Request:
Among the entries, which lines carry the string "использования"? Copy each of them.

(Dataset items)
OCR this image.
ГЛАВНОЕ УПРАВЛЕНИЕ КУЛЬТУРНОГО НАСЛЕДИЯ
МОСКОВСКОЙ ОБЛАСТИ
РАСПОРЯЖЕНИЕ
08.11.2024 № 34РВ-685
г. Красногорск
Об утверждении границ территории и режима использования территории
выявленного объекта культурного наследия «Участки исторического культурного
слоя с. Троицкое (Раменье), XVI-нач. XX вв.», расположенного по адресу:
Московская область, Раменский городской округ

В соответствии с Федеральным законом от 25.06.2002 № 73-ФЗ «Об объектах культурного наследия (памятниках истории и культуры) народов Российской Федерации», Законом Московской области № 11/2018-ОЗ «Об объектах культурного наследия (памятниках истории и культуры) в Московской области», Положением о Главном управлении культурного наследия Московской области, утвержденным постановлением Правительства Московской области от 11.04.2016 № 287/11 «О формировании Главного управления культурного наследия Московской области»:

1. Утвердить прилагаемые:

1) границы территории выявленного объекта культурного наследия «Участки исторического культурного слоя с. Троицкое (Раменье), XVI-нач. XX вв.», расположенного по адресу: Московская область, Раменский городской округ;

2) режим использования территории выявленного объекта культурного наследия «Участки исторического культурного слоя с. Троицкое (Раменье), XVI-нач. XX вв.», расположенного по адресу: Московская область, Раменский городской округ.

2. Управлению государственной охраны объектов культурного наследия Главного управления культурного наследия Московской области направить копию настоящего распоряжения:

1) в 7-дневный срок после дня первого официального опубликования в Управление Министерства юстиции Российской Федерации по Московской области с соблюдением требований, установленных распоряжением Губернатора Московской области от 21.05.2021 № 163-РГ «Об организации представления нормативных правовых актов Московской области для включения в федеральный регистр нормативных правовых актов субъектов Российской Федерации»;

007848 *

Task output:
Об утверждении границ территории и режима использования территории
2) режим использования территории выявленного объекта культурного наследия «Участки исторического культурного слоя с. Троицкое (Раменье), XVI-нач. XX вв.», расположенного по адресу: Московская область, Раменский городской округ.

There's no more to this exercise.